JOB:
Read through the records below and copy each line that uses the word "this".

Figure contents as structured data:
····················
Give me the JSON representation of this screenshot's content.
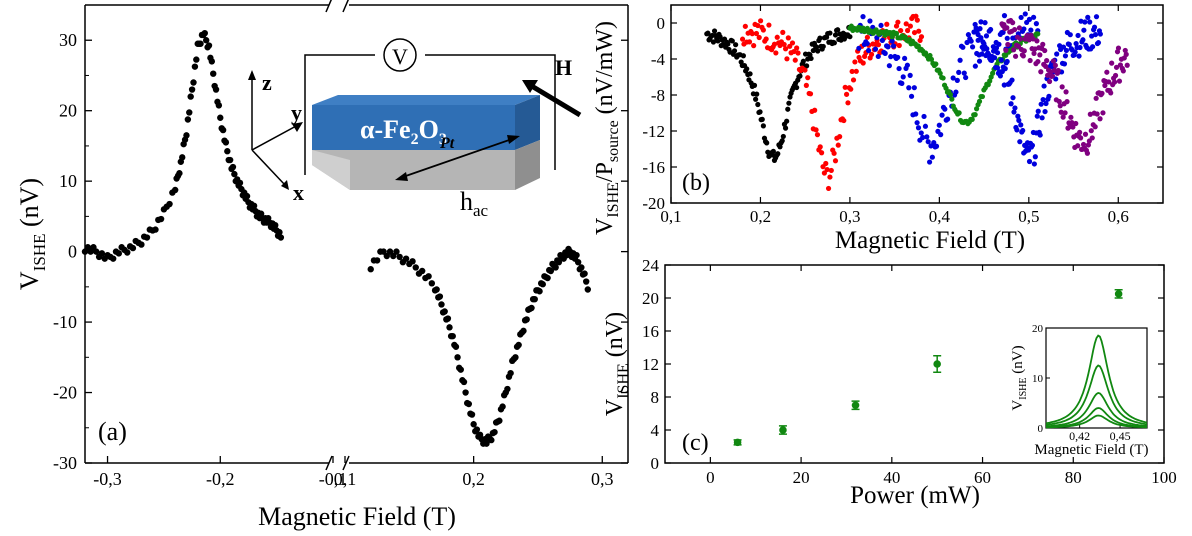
{
  "colors": {
    "black": "#000000",
    "red": "#ff0000",
    "green": "#118811",
    "blue": "#0000dd",
    "purple": "#800080",
    "dark_green": "#2e8b2e",
    "device_blue": "#2f6fb5",
    "device_grey": "#a8a8a8"
  },
  "chart_data": [
    {
      "panel": "a",
      "type": "scatter",
      "panel_label": "(a)",
      "xlabel": "Magnetic Field (T)",
      "ylabel_main": "V",
      "ylabel_sub": "ISHE",
      "ylabel_unit": " (nV)",
      "ylim": [
        -30,
        35
      ],
      "axis_break": true,
      "left_segment": {
        "xlim": [
          -0.32,
          -0.1
        ],
        "ticks": [
          {
            "v": -0.3,
            "label": "-0,3"
          },
          {
            "v": -0.2,
            "label": "-0,2"
          },
          {
            "v": -0.1,
            "label": "-0,1"
          }
        ]
      },
      "right_segment": {
        "xlim": [
          0.1,
          0.32
        ],
        "ticks": [
          {
            "v": 0.1,
            "label": "0,1"
          },
          {
            "v": 0.2,
            "label": "0,2"
          },
          {
            "v": 0.3,
            "label": "0,3"
          }
        ]
      },
      "yticks": [
        {
          "v": -30,
          "label": "-30"
        },
        {
          "v": -20,
          "label": "-20"
        },
        {
          "v": -10,
          "label": "-10"
        },
        {
          "v": 0,
          "label": "0"
        },
        {
          "v": 10,
          "label": "10"
        },
        {
          "v": 20,
          "label": "20"
        },
        {
          "v": 30,
          "label": "30"
        }
      ],
      "series": [
        {
          "segment": "left",
          "color": "black",
          "points": [
            [
              -0.32,
              0.5
            ],
            [
              -0.31,
              0
            ],
            [
              -0.3,
              -1
            ],
            [
              -0.29,
              0
            ],
            [
              -0.28,
              0.5
            ],
            [
              -0.27,
              1.5
            ],
            [
              -0.26,
              3
            ],
            [
              -0.25,
              5.5
            ],
            [
              -0.24,
              9
            ],
            [
              -0.235,
              12.5
            ],
            [
              -0.23,
              17
            ],
            [
              -0.225,
              23
            ],
            [
              -0.22,
              29
            ],
            [
              -0.215,
              31
            ],
            [
              -0.21,
              29
            ],
            [
              -0.205,
              24
            ],
            [
              -0.2,
              19
            ],
            [
              -0.195,
              15
            ],
            [
              -0.19,
              12
            ],
            [
              -0.185,
              10
            ],
            [
              -0.18,
              8.5
            ],
            [
              -0.175,
              7
            ],
            [
              -0.17,
              6
            ],
            [
              -0.165,
              5
            ],
            [
              -0.16,
              4.5
            ],
            [
              -0.155,
              4
            ],
            [
              -0.15,
              3
            ],
            [
              -0.145,
              2
            ]
          ]
        },
        {
          "segment": "right",
          "color": "black",
          "points": [
            [
              0.12,
              -2
            ],
            [
              0.13,
              0
            ],
            [
              0.14,
              -0.5
            ],
            [
              0.15,
              -1.5
            ],
            [
              0.16,
              -3
            ],
            [
              0.17,
              -5
            ],
            [
              0.175,
              -7.5
            ],
            [
              0.18,
              -10
            ],
            [
              0.185,
              -13
            ],
            [
              0.19,
              -17
            ],
            [
              0.195,
              -21
            ],
            [
              0.2,
              -24.5
            ],
            [
              0.205,
              -26.5
            ],
            [
              0.21,
              -27
            ],
            [
              0.215,
              -26
            ],
            [
              0.22,
              -23.5
            ],
            [
              0.225,
              -20
            ],
            [
              0.23,
              -16
            ],
            [
              0.235,
              -13
            ],
            [
              0.24,
              -10
            ],
            [
              0.245,
              -7.5
            ],
            [
              0.25,
              -5.5
            ],
            [
              0.255,
              -4
            ],
            [
              0.26,
              -2.5
            ],
            [
              0.265,
              -1.5
            ],
            [
              0.27,
              -0.5
            ],
            [
              0.275,
              0
            ],
            [
              0.28,
              -1
            ],
            [
              0.285,
              -3
            ],
            [
              0.29,
              -5.5
            ]
          ]
        }
      ],
      "inset_labels": {
        "z": "z",
        "y": "y",
        "x": "x",
        "V": "V",
        "H": "H",
        "material_main": "α-Fe",
        "material_sub1": "2",
        "material_mid": "O",
        "material_sub2": "3",
        "pt": "Pt",
        "hac_main": "h",
        "hac_sub": "ac"
      }
    },
    {
      "panel": "b",
      "type": "scatter",
      "panel_label": "(b)",
      "xlabel": "Magnetic Field (T)",
      "ylabel_main1": "V",
      "ylabel_sub1": "ISHE",
      "ylabel_main2": "/P",
      "ylabel_sub2": "source",
      "ylabel_unit": " (nV/mW)",
      "xlim": [
        0.1,
        0.65
      ],
      "ylim": [
        -20,
        2
      ],
      "xticks": [
        {
          "v": 0.1,
          "label": "0,1"
        },
        {
          "v": 0.2,
          "label": "0,2"
        },
        {
          "v": 0.3,
          "label": "0,3"
        },
        {
          "v": 0.4,
          "label": "0,4"
        },
        {
          "v": 0.5,
          "label": "0,5"
        },
        {
          "v": 0.6,
          "label": "0,6"
        }
      ],
      "yticks": [
        {
          "v": -20,
          "label": "-20"
        },
        {
          "v": -16,
          "label": "-16"
        },
        {
          "v": -12,
          "label": "-12"
        },
        {
          "v": -8,
          "label": "-8"
        },
        {
          "v": -4,
          "label": "-4"
        },
        {
          "v": 0,
          "label": "0"
        }
      ],
      "series": [
        {
          "color": "black",
          "center": 0.215,
          "depth": 15,
          "width": 0.022,
          "xrange": [
            0.14,
            0.3
          ],
          "spread": 0.8
        },
        {
          "color": "red",
          "center": 0.275,
          "depth": 17,
          "width": 0.02,
          "xrange": [
            0.18,
            0.38
          ],
          "spread": 1.6
        },
        {
          "color": "blue",
          "center": 0.39,
          "depth": 13.5,
          "width": 0.025,
          "xrange": [
            0.31,
            0.51
          ],
          "spread": 2.2
        },
        {
          "color": "green",
          "center": 0.43,
          "depth": 11,
          "width": 0.03,
          "xrange": [
            0.3,
            0.51
          ],
          "spread": 0.3
        },
        {
          "color": "blue",
          "center": 0.5,
          "depth": 15,
          "width": 0.02,
          "xrange": [
            0.44,
            0.58
          ],
          "spread": 2.0
        },
        {
          "color": "purple",
          "center": 0.56,
          "depth": 13,
          "width": 0.03,
          "xrange": [
            0.47,
            0.61
          ],
          "spread": 2.0
        }
      ]
    },
    {
      "panel": "c",
      "type": "scatter",
      "panel_label": "(c)",
      "xlabel": "Power (mW)",
      "ylabel_main": "V",
      "ylabel_sub": "ISHE",
      "ylabel_unit": " (nV)",
      "xlim": [
        -10,
        100
      ],
      "ylim": [
        0,
        24
      ],
      "xticks": [
        {
          "v": 0,
          "label": "0"
        },
        {
          "v": 20,
          "label": "20"
        },
        {
          "v": 40,
          "label": "40"
        },
        {
          "v": 60,
          "label": "60"
        },
        {
          "v": 80,
          "label": "80"
        },
        {
          "v": 100,
          "label": "100"
        }
      ],
      "yticks": [
        {
          "v": 0,
          "label": "0"
        },
        {
          "v": 4,
          "label": "4"
        },
        {
          "v": 8,
          "label": "8"
        },
        {
          "v": 12,
          "label": "12"
        },
        {
          "v": 16,
          "label": "16"
        },
        {
          "v": 20,
          "label": "20"
        },
        {
          "v": 24,
          "label": "24"
        }
      ],
      "points": [
        {
          "x": 6,
          "y": 2.5,
          "err": 0.3
        },
        {
          "x": 16,
          "y": 4.0,
          "err": 0.5
        },
        {
          "x": 32,
          "y": 7.0,
          "err": 0.5
        },
        {
          "x": 50,
          "y": 12.0,
          "err": 1.0
        },
        {
          "x": 90,
          "y": 20.5,
          "err": 0.5
        }
      ],
      "inset": {
        "xlabel": "Magnetic Field (T)",
        "ylabel_main": "V",
        "ylabel_sub": "ISHE",
        "ylabel_unit": " (nV)",
        "xlim": [
          0.395,
          0.47
        ],
        "ylim": [
          0,
          20
        ],
        "xticks": [
          {
            "v": 0.42,
            "label": "0,42"
          },
          {
            "v": 0.45,
            "label": "0,45"
          }
        ],
        "yticks": [
          {
            "v": 0,
            "label": "0"
          },
          {
            "v": 10,
            "label": "10"
          },
          {
            "v": 20,
            "label": "20"
          }
        ],
        "curves": [
          {
            "amp": 18.5,
            "center": 0.434,
            "width": 0.009
          },
          {
            "amp": 12.5,
            "center": 0.434,
            "width": 0.009
          },
          {
            "amp": 7.0,
            "center": 0.434,
            "width": 0.009
          },
          {
            "amp": 4.0,
            "center": 0.434,
            "width": 0.009
          },
          {
            "amp": 2.5,
            "center": 0.434,
            "width": 0.009
          }
        ]
      }
    }
  ]
}
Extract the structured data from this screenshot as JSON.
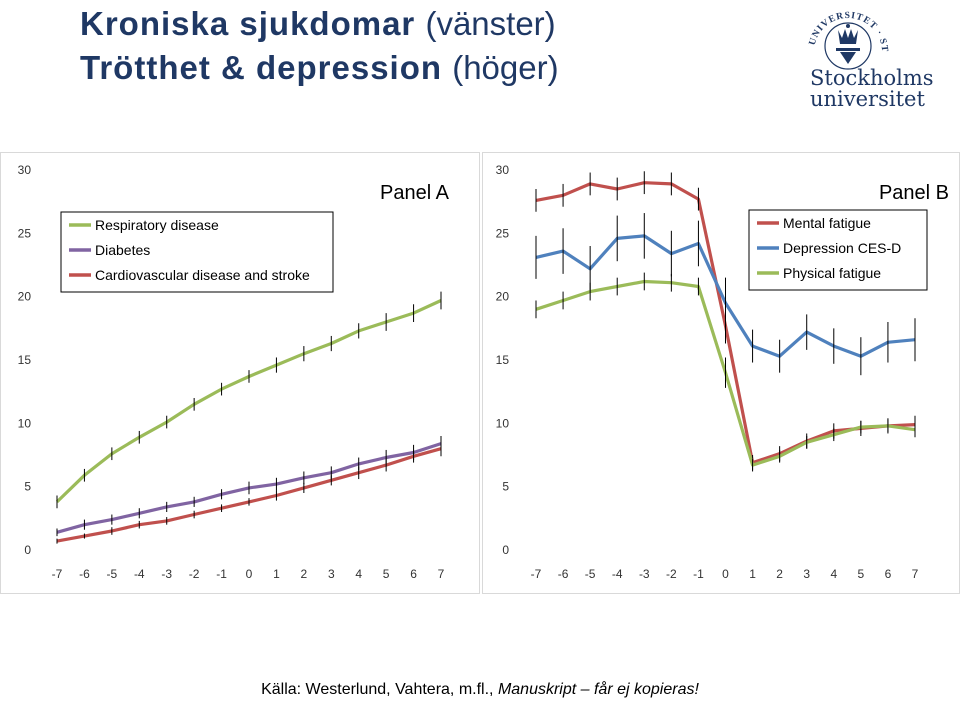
{
  "title": {
    "line1_bold": "Kroniska sjukdomar",
    "line1_paren": "(vänster)",
    "line2_bold": "Trötthet & depression",
    "line2_paren": "(höger)"
  },
  "logo": {
    "name_line1": "Stockholms",
    "name_line2": "universitet",
    "seal_text": "UNIVERSITET · STOCKHOLMS",
    "color": "#1f3864"
  },
  "source": {
    "text": "Källa: Westerlund, Vahtera, m.fl.,",
    "italic": "Manuskript – får ej kopieras!"
  },
  "chart_data": [
    {
      "type": "line",
      "title": "Panel A",
      "x": [
        -7,
        -6,
        -5,
        -4,
        -3,
        -2,
        -1,
        0,
        1,
        2,
        3,
        4,
        5,
        6,
        7
      ],
      "ylim": [
        0,
        30
      ],
      "yticks": [
        0,
        5,
        10,
        15,
        20,
        25,
        30
      ],
      "xlabel": "",
      "ylabel": "",
      "grid": false,
      "legend": "top-left",
      "error_bars": true,
      "series": [
        {
          "name": "Respiratory disease",
          "color": "#9bbb59",
          "values": [
            3.8,
            5.9,
            7.6,
            8.9,
            10.1,
            11.5,
            12.7,
            13.7,
            14.6,
            15.5,
            16.3,
            17.3,
            18.0,
            18.7,
            19.7
          ],
          "err": [
            0.5,
            0.5,
            0.5,
            0.5,
            0.5,
            0.5,
            0.5,
            0.5,
            0.6,
            0.6,
            0.6,
            0.6,
            0.7,
            0.7,
            0.7
          ]
        },
        {
          "name": "Diabetes",
          "color": "#8064a2",
          "values": [
            1.4,
            2.0,
            2.4,
            2.9,
            3.4,
            3.8,
            4.4,
            4.9,
            5.2,
            5.7,
            6.1,
            6.8,
            7.3,
            7.7,
            8.4
          ],
          "err": [
            0.3,
            0.4,
            0.4,
            0.4,
            0.4,
            0.4,
            0.4,
            0.5,
            0.5,
            0.5,
            0.5,
            0.5,
            0.6,
            0.6,
            0.6
          ]
        },
        {
          "name": "Cardiovascular disease and stroke",
          "color": "#c0504d",
          "values": [
            0.7,
            1.1,
            1.5,
            2.0,
            2.3,
            2.8,
            3.3,
            3.8,
            4.3,
            4.9,
            5.5,
            6.1,
            6.7,
            7.4,
            8.0
          ],
          "err": [
            0.2,
            0.2,
            0.3,
            0.3,
            0.3,
            0.3,
            0.3,
            0.3,
            0.4,
            0.4,
            0.4,
            0.5,
            0.5,
            0.5,
            0.6
          ]
        }
      ]
    },
    {
      "type": "line",
      "title": "Panel B",
      "x": [
        -7,
        -6,
        -5,
        -4,
        -3,
        -2,
        -1,
        0,
        1,
        2,
        3,
        4,
        5,
        6,
        7
      ],
      "ylim": [
        0,
        30
      ],
      "yticks": [
        0,
        5,
        10,
        15,
        20,
        25,
        30
      ],
      "xlabel": "",
      "ylabel": "",
      "grid": false,
      "legend": "top-right",
      "error_bars": true,
      "series": [
        {
          "name": "Mental fatigue",
          "color": "#c0504d",
          "values": [
            27.6,
            28.0,
            28.9,
            28.5,
            29.0,
            28.9,
            27.7,
            17.7,
            6.9,
            7.6,
            8.6,
            9.4,
            9.6,
            9.8,
            9.9
          ],
          "err": [
            0.9,
            0.9,
            0.9,
            0.9,
            0.9,
            0.9,
            0.9,
            1.4,
            0.6,
            0.6,
            0.6,
            0.6,
            0.6,
            0.6,
            0.7
          ]
        },
        {
          "name": "Depression CES-D",
          "color": "#4f81bd",
          "values": [
            23.1,
            23.6,
            22.2,
            24.6,
            24.8,
            23.4,
            24.2,
            19.5,
            16.1,
            15.3,
            17.2,
            16.1,
            15.3,
            16.4,
            16.6
          ],
          "err": [
            1.7,
            1.8,
            1.8,
            1.8,
            1.8,
            1.8,
            1.8,
            2.0,
            1.3,
            1.3,
            1.4,
            1.4,
            1.5,
            1.6,
            1.7
          ]
        },
        {
          "name": "Physical fatigue",
          "color": "#9bbb59",
          "values": [
            19.0,
            19.7,
            20.4,
            20.8,
            21.2,
            21.1,
            20.8,
            14.0,
            6.7,
            7.4,
            8.5,
            9.1,
            9.7,
            9.8,
            9.5
          ],
          "err": [
            0.7,
            0.7,
            0.7,
            0.7,
            0.7,
            0.7,
            0.7,
            1.2,
            0.5,
            0.5,
            0.5,
            0.5,
            0.5,
            0.5,
            0.6
          ]
        }
      ]
    }
  ]
}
····················
ANSWER BELOW:
Give me the JSON representation of this screenshot's content.
Extract the structured data from this screenshot as JSON.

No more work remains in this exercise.